Saved data entries:
[START]

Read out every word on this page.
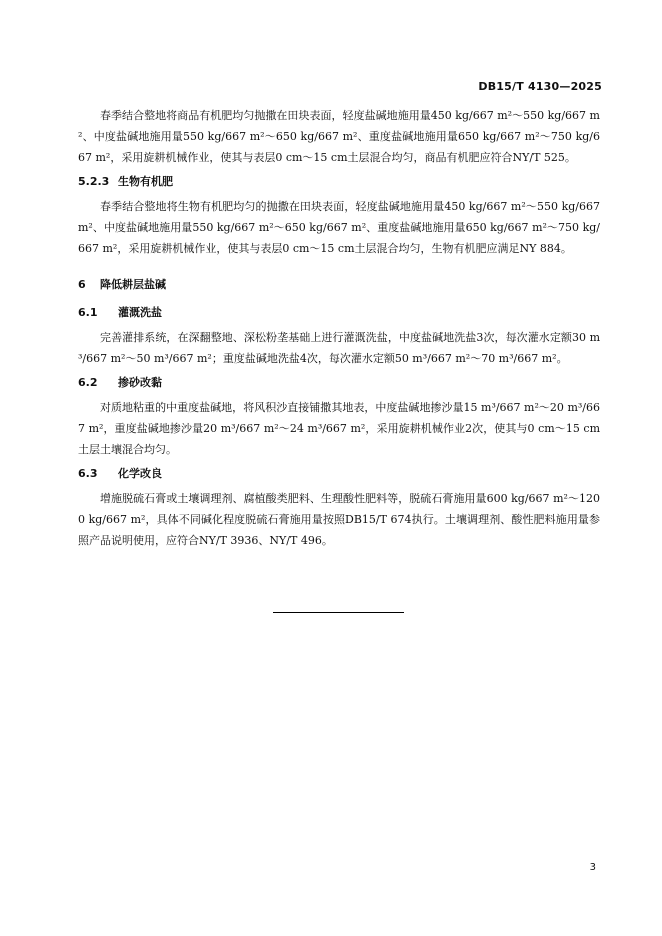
DB15/T 4130—2025

春季结合整地将商品有机肥均匀抛撒在田块表面，轻度盐碱地施用量450 kg/667 m²～550 kg/667 m²、中度盐碱地施用量550 kg/667 m²～650 kg/667 m²、重度盐碱地施用量650 kg/667 m²～750 kg/667 m²，采用旋耕机械作业，使其与表层0 cm～15 cm土层混合均匀，商品有机肥应符合NY/T 525。

5.2.3 生物有机肥

春季结合整地将生物有机肥均匀的抛撒在田块表面，轻度盐碱地施用量450 kg/667 m²～550 kg/667 m²、中度盐碱地施用量550 kg/667 m²～650 kg/667 m²、重度盐碱地施用量650 kg/667 m²～750 kg/667 m²，采用旋耕机械作业，使其与表层0 cm～15 cm土层混合均匀，生物有机肥应满足NY 884。

6 降低耕层盐碱

6.1 灌溉洗盐

完善灌排系统，在深翻整地、深松粉垄基础上进行灌溉洗盐，中度盐碱地洗盐3次，每次灌水定额30 m³/667 m²～50 m³/667 m²；重度盐碱地洗盐4次，每次灌水定额50 m³/667 m²～70 m³/667 m²。

6.2 掺砂改黏

对质地粘重的中重度盐碱地，将风积沙直接铺撒其地表，中度盐碱地掺沙量15 m³/667 m²～20 m³/667 m²，重度盐碱地掺沙量20 m³/667 m²～24 m³/667 m²，采用旋耕机械作业2次，使其与0 cm～15 cm土层土壤混合均匀。

6.3 化学改良

增施脱硫石膏或土壤调理剂、腐植酸类肥料、生理酸性肥料等，脱硫石膏施用量600 kg/667 m²～1200 kg/667 m²，具体不同碱化程度脱硫石膏施用量按照DB15/T 674执行。土壤调理剂、酸性肥料施用量参照产品说明使用，应符合NY/T 3936、NY/T 496。

3
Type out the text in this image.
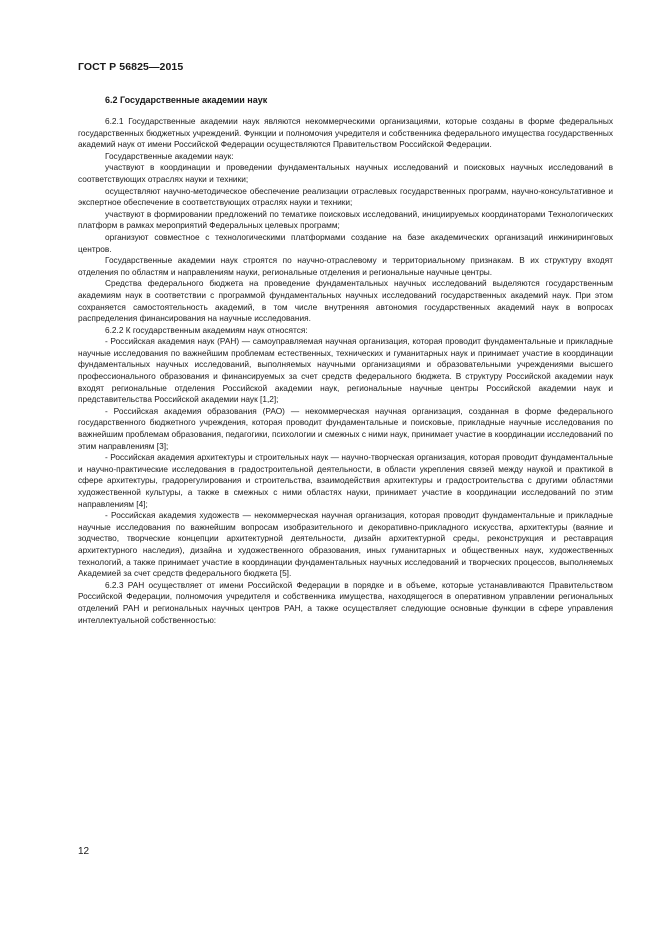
ГОСТ Р 56825—2015

6.2 Государственные академии наук

6.2.1 Государственные академии наук являются некоммерческими организациями, которые созданы в форме федеральных государственных бюджетных учреждений. Функции и полномочия учредителя и собственника федерального имущества государственных академий наук от имени Российской Федерации осуществляются Правительством Российской Федерации.

Государственные академии наук:

участвуют в координации и проведении фундаментальных научных исследований и поисковых научных исследований в соответствующих отраслях науки и техники;

осуществляют научно-методическое обеспечение реализации отраслевых государственных программ, научно-консультативное и экспертное обеспечение в соответствующих отраслях науки и техники;

участвуют в формировании предложений по тематике поисковых исследований, инициируемых координаторами Технологических платформ в рамках мероприятий Федеральных целевых программ;

организуют совместное с технологическими платформами создание на базе академических организаций инжиниринговых центров.

Государственные академии наук строятся по научно-отраслевому и территориальному признакам. В их структуру входят отделения по областям и направлениям науки, региональные отделения и региональные научные центры.

Средства федерального бюджета на проведение фундаментальных научных исследований выделяются государственным академиям наук в соответствии с программой фундаментальных научных исследований государственных академий наук. При этом сохраняется самостоятельность академий, в том числе внутренняя автономия государственных академий наук в вопросах распределения финансирования на научные исследования.

6.2.2 К государственным академиям наук относятся:

- Российская академия наук (РАН) — самоуправляемая научная организация, которая проводит фундаментальные и прикладные научные исследования по важнейшим проблемам естественных, технических и гуманитарных наук и принимает участие в координации фундаментальных научных исследований, выполняемых научными организациями и образовательными учреждениями высшего профессионального образования и финансируемых за счет средств федерального бюджета. В структуру Российской академии наук входят региональные отделения Российской академии наук, региональные научные центры Российской академии наук и представительства Российской академии наук [1,2];

- Российская академия образования (РАО) — некоммерческая научная организация, созданная в форме федерального государственного бюджетного учреждения, которая проводит фундаментальные и поисковые, прикладные научные исследования по важнейшим проблемам образования, педагогики, психологии и смежных с ними наук, принимает участие в координации исследований по этим направлениям [3];

- Российская академия архитектуры и строительных наук — научно-творческая организация, которая проводит фундаментальные и научно-практические исследования в градостроительной деятельности, в области укрепления связей между наукой и практикой в сфере архитектуры, градорегулирования и строительства, взаимодействия архитектуры и градостроительства с другими областями художественной культуры, а также в смежных с ними областях науки, принимает участие в координации исследований по этим направлениям [4];

- Российская академия художеств — некоммерческая научная организация, которая проводит фундаментальные и прикладные научные исследования по важнейшим вопросам изобразительного и декоративно-прикладного искусства, архитектуры (ваяние и зодчество, творческие концепции архитектурной деятельности, дизайн архитектурной среды, реконструкция и реставрация архитектурного наследия), дизайна и художественного образования, иных гуманитарных и общественных наук, художественных технологий, а также принимает участие в координации фундаментальных научных исследований и творческих процессов, выполняемых Академией за счет средств федерального бюджета [5].

6.2.3 РАН осуществляет от имени Российской Федерации в порядке и в объеме, которые устанавливаются Правительством Российской Федерации, полномочия учредителя и собственника имущества, находящегося в оперативном управлении региональных отделений РАН и региональных научных центров РАН, а также осуществляет следующие основные функции в сфере управления интеллектуальной собственностью:

12
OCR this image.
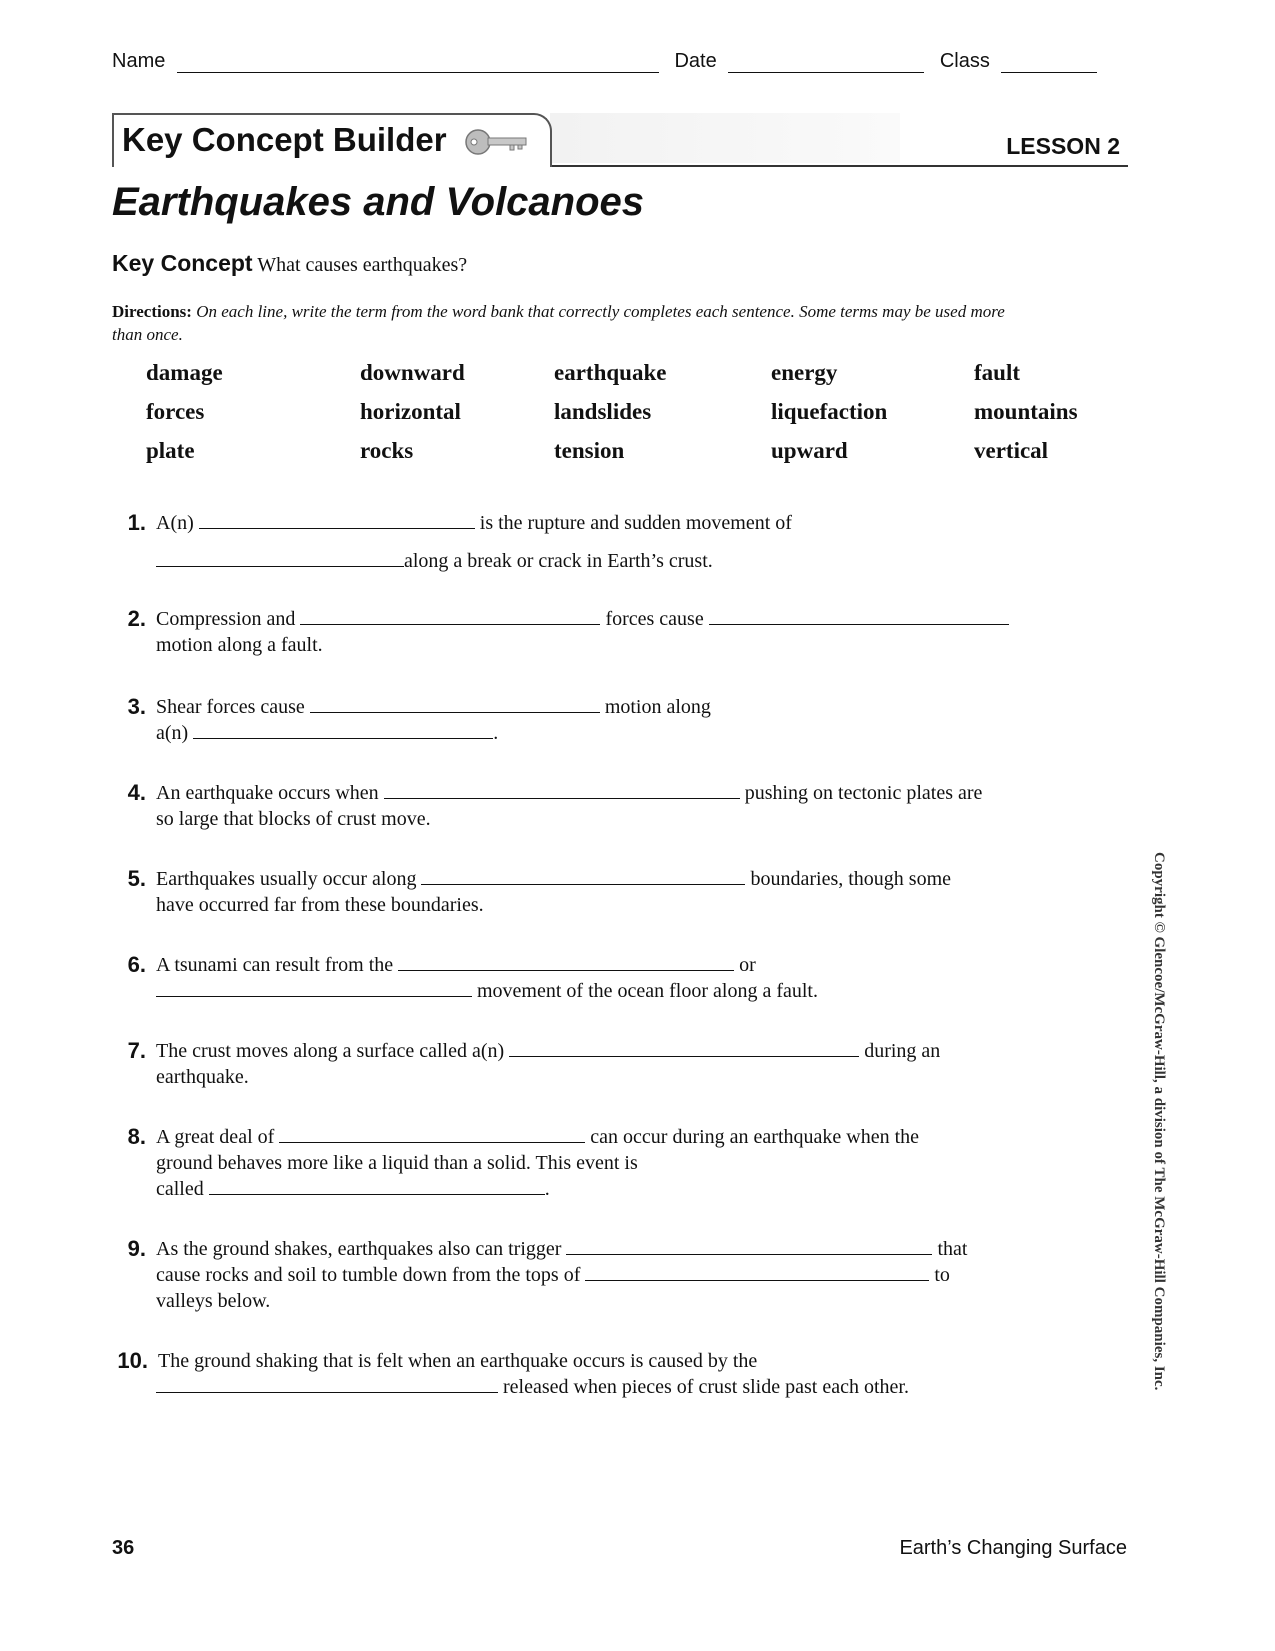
Name	Date	Class
Key Concept Builder	LESSON 2
Earthquakes and Volcanoes
Key Concept What causes earthquakes?
Directions: On each line, write the term from the word bank that correctly completes each sentence. Some terms may be used more than once.
damage	downward	earthquake	energy	fault
forces	horizontal	landslides	liquefaction	mountains
plate	rocks	tension	upward	vertical
1. A(n)	is the rupture and sudden movement of
along a break or crack in Earth’s crust.
2. Compression and	forces cause
motion along a fault.
3. Shear forces cause	motion along
a(n)	.
4. An earthquake occurs when	pushing on tectonic plates are
so large that blocks of crust move.
5. Earthquakes usually occur along	boundaries, though some
have occurred far from these boundaries.
6. A tsunami can result from the	or
movement of the ocean floor along a fault.
7. The crust moves along a surface called a(n)	during an
earthquake.
8. A great deal of	can occur during an earthquake when the
ground behaves more like a liquid than a solid. This event is
called	.
9. As the ground shakes, earthquakes also can trigger	that
cause rocks and soil to tumble down from the tops of	to
valleys below.
10. The ground shaking that is felt when an earthquake occurs is caused by the
released when pieces of crust slide past each other.	Copyright © Glencoe/McGraw-Hill, a division of The McGraw-Hill Companies, Inc.
36	Earth’s Changing Surface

[END]

_WHAT IS ASKED_
Print all the records again exactly; do not include any picture.

_FULL SOLUTION_
Read out every word on this page.
DB15/T 4130—2025

春季结合整地将商品有机肥均匀抛撒在田块表面，轻度盐碱地施用量450 kg/667 m²～550 kg/667 m²、中度盐碱地施用量550 kg/667 m²～650 kg/667 m²、重度盐碱地施用量650 kg/667 m²～750 kg/667 m²，采用旋耕机械作业，使其与表层0 cm～15 cm土层混合均匀，商品有机肥应符合NY/T 525。

5.2.3 生物有机肥

春季结合整地将生物有机肥均匀的抛撒在田块表面，轻度盐碱地施用量450 kg/667 m²～550 kg/667 m²、中度盐碱地施用量550 kg/667 m²～650 kg/667 m²、重度盐碱地施用量650 kg/667 m²～750 kg/667 m²，采用旋耕机械作业，使其与表层0 cm～15 cm土层混合均匀，生物有机肥应满足NY 884。

6 降低耕层盐碱

6.1 灌溉洗盐

完善灌排系统，在深翻整地、深松粉垄基础上进行灌溉洗盐，中度盐碱地洗盐3次，每次灌水定额30 m³/667 m²～50 m³/667 m²；重度盐碱地洗盐4次，每次灌水定额50 m³/667 m²～70 m³/667 m²。

6.2 掺砂改黏

对质地粘重的中重度盐碱地，将风积沙直接铺撒其地表，中度盐碱地掺沙量15 m³/667 m²～20 m³/667 m²，重度盐碱地掺沙量20 m³/667 m²～24 m³/667 m²，采用旋耕机械作业2次，使其与0 cm～15 cm土层土壤混合均匀。

6.3 化学改良

增施脱硫石膏或土壤调理剂、腐植酸类肥料、生理酸性肥料等，脱硫石膏施用量600 kg/667 m²～1200 kg/667 m²，具体不同碱化程度脱硫石膏施用量按照DB15/T 674执行。土壤调理剂、酸性肥料施用量参照产品说明使用，应符合NY/T 3936、NY/T 496。

3
Type out the text in this image.
ГОСТ Р 56825—2015

6.2 Государственные академии наук

6.2.1 Государственные академии наук являются некоммерческими организациями, которые созданы в форме федеральных государственных бюджетных учреждений. Функции и полномочия учредителя и собственника федерального имущества государственных академий наук от имени Российской Федерации осуществляются Правительством Российской Федерации.

Государственные академии наук:

участвуют в координации и проведении фундаментальных научных исследований и поисковых научных исследований в соответствующих отраслях науки и техники;

осуществляют научно-методическое обеспечение реализации отраслевых государственных программ, научно-консультативное и экспертное обеспечение в соответствующих отраслях науки и техники;

участвуют в формировании предложений по тематике поисковых исследований, инициируемых координаторами Технологических платформ в рамках мероприятий Федеральных целевых программ;

организуют совместное с технологическими платформами создание на базе академических организаций инжиниринговых центров.

Государственные академии наук строятся по научно-отраслевому и территориальному признакам. В их структуру входят отделения по областям и направлениям науки, региональные отделения и региональные научные центры.

Средства федерального бюджета на проведение фундаментальных научных исследований выделяются государственным академиям наук в соответствии с программой фундаментальных научных исследований государственных академий наук. При этом сохраняется самостоятельность академий, в том числе внутренняя автономия государственных академий наук в вопросах распределения финансирования на научные исследования.

6.2.2 К государственным академиям наук относятся:

- Российская академия наук (РАН) — самоуправляемая научная организация, которая проводит фундаментальные и прикладные научные исследования по важнейшим проблемам естественных, технических и гуманитарных наук и принимает участие в координации фундаментальных научных исследований, выполняемых научными организациями и образовательными учреждениями высшего профессионального образования и финансируемых за счет средств федерального бюджета. В структуру Российской академии наук входят региональные отделения Российской академии наук, региональные научные центры Российской академии наук и представительства Российской академии наук [1,2];

- Российская академия образования (РАО) — некоммерческая научная организация, созданная в форме федерального государственного бюджетного учреждения, которая проводит фундаментальные и поисковые, прикладные научные исследования по важнейшим проблемам образования, педагогики, психологии и смежных с ними наук, принимает участие в координации исследований по этим направлениям [3];

- Российская академия архитектуры и строительных наук — научно-творческая организация, которая проводит фундаментальные и научно-практические исследования в градостроительной деятельности, в области укрепления связей между наукой и практикой в сфере архитектуры, градорегулирования и строительства, взаимодействия архитектуры и градостроительства с другими областями художественной культуры, а также в смежных с ними областях науки, принимает участие в координации исследований по этим направлениям [4];

- Российская академия художеств — некоммерческая научная организация, которая проводит фундаментальные и прикладные научные исследования по важнейшим вопросам изобразительного и декоративно-прикладного искусства, архитектуры (ваяние и зодчество, творческие концепции архитектурной деятельности, дизайн архитектурной среды, реконструкция и реставрация архитектурного наследия), дизайна и художественного образования, иных гуманитарных и общественных наук, художественных технологий, а также принимает участие в координации фундаментальных научных исследований и творческих процессов, выполняемых Академией за счет средств федерального бюджета [5].

6.2.3 РАН осуществляет от имени Российской Федерации в порядке и в объеме, которые устанавливаются Правительством Российской Федерации, полномочия учредителя и собственника имущества, находящегося в оперативном управлении региональных отделений РАН и региональных научных центров РАН, а также осуществляет следующие основные функции в сфере управления интеллектуальной собственностью:

12
OCR this image.
Name	Date	Class
Key Concept Builder	LESSON 2
Earthquakes and Volcanoes
Key Concept What causes earthquakes?
Directions: On each line, write the term from the word bank that correctly completes each sentence. Some terms may be used more than once.
damage	downward	earthquake	energy	fault
forces	horizontal	landslides	liquefaction	mountains
plate	rocks	tension	upward	vertical
1. A(n)	is the rupture and sudden movement of
along a break or crack in Earth’s crust.
2. Compression and	forces cause
motion along a fault.
3. Shear forces cause	motion along
a(n)	.
4. An earthquake occurs when	pushing on tectonic plates are
so large that blocks of crust move.
5. Earthquakes usually occur along	boundaries, though some
have occurred far from these boundaries.
6. A tsunami can result from the	or
movement of the ocean floor along a fault.
7. The crust moves along a surface called a(n)	during an
earthquake.
8. A great deal of	can occur during an earthquake when the
ground behaves more like a liquid than a solid. This event is
called	.
9. As the ground shakes, earthquakes also can trigger	that
cause rocks and soil to tumble down from the tops of	to
valleys below.
10. The ground shaking that is felt when an earthquake occurs is caused by the
released when pieces of crust slide past each other.	Copyright © Glencoe/McGraw-Hill, a division of The McGraw-Hill Companies, Inc.
36	Earth’s Changing Surface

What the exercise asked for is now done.